╭─ Listed records

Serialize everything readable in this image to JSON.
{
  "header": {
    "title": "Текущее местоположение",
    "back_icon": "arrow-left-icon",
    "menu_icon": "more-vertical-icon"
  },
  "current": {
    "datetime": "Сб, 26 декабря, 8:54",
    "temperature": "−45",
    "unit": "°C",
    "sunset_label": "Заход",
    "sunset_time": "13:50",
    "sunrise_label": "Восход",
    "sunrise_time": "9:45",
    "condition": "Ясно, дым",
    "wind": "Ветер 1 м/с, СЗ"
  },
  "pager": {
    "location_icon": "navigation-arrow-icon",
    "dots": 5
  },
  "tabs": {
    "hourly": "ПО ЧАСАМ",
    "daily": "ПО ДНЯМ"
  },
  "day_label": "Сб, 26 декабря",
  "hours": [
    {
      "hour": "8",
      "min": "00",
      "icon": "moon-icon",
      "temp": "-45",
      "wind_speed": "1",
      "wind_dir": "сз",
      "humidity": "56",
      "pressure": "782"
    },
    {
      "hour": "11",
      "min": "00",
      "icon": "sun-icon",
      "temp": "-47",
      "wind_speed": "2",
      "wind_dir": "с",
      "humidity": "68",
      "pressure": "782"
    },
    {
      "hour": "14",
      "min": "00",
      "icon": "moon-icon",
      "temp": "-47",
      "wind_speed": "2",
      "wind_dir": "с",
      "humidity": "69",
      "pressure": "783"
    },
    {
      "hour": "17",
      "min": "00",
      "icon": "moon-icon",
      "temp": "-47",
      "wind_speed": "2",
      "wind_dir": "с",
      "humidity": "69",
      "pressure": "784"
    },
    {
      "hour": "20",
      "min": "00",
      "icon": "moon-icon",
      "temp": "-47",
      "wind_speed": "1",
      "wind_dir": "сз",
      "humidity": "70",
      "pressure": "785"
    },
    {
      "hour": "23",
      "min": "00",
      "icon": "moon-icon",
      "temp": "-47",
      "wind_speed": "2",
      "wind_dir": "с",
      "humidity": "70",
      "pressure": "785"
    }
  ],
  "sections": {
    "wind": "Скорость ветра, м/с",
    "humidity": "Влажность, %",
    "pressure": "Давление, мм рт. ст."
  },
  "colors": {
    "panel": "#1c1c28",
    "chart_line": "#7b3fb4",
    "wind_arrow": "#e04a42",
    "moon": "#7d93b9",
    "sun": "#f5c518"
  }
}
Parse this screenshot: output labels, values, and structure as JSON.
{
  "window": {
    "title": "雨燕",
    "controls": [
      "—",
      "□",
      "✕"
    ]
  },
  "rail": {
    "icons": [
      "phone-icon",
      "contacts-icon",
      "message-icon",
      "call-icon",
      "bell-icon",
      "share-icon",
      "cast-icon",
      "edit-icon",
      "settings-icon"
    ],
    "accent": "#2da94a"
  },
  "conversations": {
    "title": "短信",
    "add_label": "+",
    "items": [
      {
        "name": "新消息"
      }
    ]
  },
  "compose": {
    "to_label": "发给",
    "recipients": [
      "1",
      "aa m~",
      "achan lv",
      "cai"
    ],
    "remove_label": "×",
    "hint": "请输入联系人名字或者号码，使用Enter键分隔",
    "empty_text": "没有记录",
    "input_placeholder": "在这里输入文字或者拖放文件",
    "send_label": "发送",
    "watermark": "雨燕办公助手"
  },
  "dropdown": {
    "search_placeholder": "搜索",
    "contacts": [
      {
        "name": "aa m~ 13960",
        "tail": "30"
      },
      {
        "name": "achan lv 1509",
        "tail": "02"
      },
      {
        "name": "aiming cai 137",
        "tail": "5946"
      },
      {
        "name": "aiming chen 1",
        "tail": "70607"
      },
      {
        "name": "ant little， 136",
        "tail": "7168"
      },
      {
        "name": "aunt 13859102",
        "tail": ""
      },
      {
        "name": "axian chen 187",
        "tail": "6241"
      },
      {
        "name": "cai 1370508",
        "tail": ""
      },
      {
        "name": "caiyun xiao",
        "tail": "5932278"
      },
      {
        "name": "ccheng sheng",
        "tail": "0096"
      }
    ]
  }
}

╰─

Go through the entries and repeat each one exactly.

*Solution for this exercise*.
Serialize everything readable in this image to JSON.
{
  "header": {
    "title": "Текущее местоположение",
    "back_icon": "arrow-left-icon",
    "menu_icon": "more-vertical-icon"
  },
  "current": {
    "datetime": "Сб, 26 декабря, 8:54",
    "temperature": "−45",
    "unit": "°C",
    "sunset_label": "Заход",
    "sunset_time": "13:50",
    "sunrise_label": "Восход",
    "sunrise_time": "9:45",
    "condition": "Ясно, дым",
    "wind": "Ветер 1 м/с, СЗ"
  },
  "pager": {
    "location_icon": "navigation-arrow-icon",
    "dots": 5
  },
  "tabs": {
    "hourly": "ПО ЧАСАМ",
    "daily": "ПО ДНЯМ"
  },
  "day_label": "Сб, 26 декабря",
  "hours": [
    {
      "hour": "8",
      "min": "00",
      "icon": "moon-icon",
      "temp": "-45",
      "wind_speed": "1",
      "wind_dir": "сз",
      "humidity": "56",
      "pressure": "782"
    },
    {
      "hour": "11",
      "min": "00",
      "icon": "sun-icon",
      "temp": "-47",
      "wind_speed": "2",
      "wind_dir": "с",
      "humidity": "68",
      "pressure": "782"
    },
    {
      "hour": "14",
      "min": "00",
      "icon": "moon-icon",
      "temp": "-47",
      "wind_speed": "2",
      "wind_dir": "с",
      "humidity": "69",
      "pressure": "783"
    },
    {
      "hour": "17",
      "min": "00",
      "icon": "moon-icon",
      "temp": "-47",
      "wind_speed": "2",
      "wind_dir": "с",
      "humidity": "69",
      "pressure": "784"
    },
    {
      "hour": "20",
      "min": "00",
      "icon": "moon-icon",
      "temp": "-47",
      "wind_speed": "1",
      "wind_dir": "сз",
      "humidity": "70",
      "pressure": "785"
    },
    {
      "hour": "23",
      "min": "00",
      "icon": "moon-icon",
      "temp": "-47",
      "wind_speed": "2",
      "wind_dir": "с",
      "humidity": "70",
      "pressure": "785"
    }
  ],
  "sections": {
    "wind": "Скорость ветра, м/с",
    "humidity": "Влажность, %",
    "pressure": "Давление, мм рт. ст."
  },
  "colors": {
    "panel": "#1c1c28",
    "chart_line": "#7b3fb4",
    "wind_arrow": "#e04a42",
    "moon": "#7d93b9",
    "sun": "#f5c518"
  }
}
Parse this screenshot: output labels, values, and structure as JSON.
{
  "window": {
    "title": "雨燕",
    "controls": [
      "—",
      "□",
      "✕"
    ]
  },
  "rail": {
    "icons": [
      "phone-icon",
      "contacts-icon",
      "message-icon",
      "call-icon",
      "bell-icon",
      "share-icon",
      "cast-icon",
      "edit-icon",
      "settings-icon"
    ],
    "accent": "#2da94a"
  },
  "conversations": {
    "title": "短信",
    "add_label": "+",
    "items": [
      {
        "name": "新消息"
      }
    ]
  },
  "compose": {
    "to_label": "发给",
    "recipients": [
      "1",
      "aa m~",
      "achan lv",
      "cai"
    ],
    "remove_label": "×",
    "hint": "请输入联系人名字或者号码，使用Enter键分隔",
    "empty_text": "没有记录",
    "input_placeholder": "在这里输入文字或者拖放文件",
    "send_label": "发送",
    "watermark": "雨燕办公助手"
  },
  "dropdown": {
    "search_placeholder": "搜索",
    "contacts": [
      {
        "name": "aa m~ 13960",
        "tail": "30"
      },
      {
        "name": "achan lv 1509",
        "tail": "02"
      },
      {
        "name": "aiming cai 137",
        "tail": "5946"
      },
      {
        "name": "aiming chen 1",
        "tail": "70607"
      },
      {
        "name": "ant little， 136",
        "tail": "7168"
      },
      {
        "name": "aunt 13859102",
        "tail": ""
      },
      {
        "name": "axian chen 187",
        "tail": "6241"
      },
      {
        "name": "cai 1370508",
        "tail": ""
      },
      {
        "name": "caiyun xiao",
        "tail": "5932278"
      },
      {
        "name": "ccheng sheng",
        "tail": "0096"
      }
    ]
  }
}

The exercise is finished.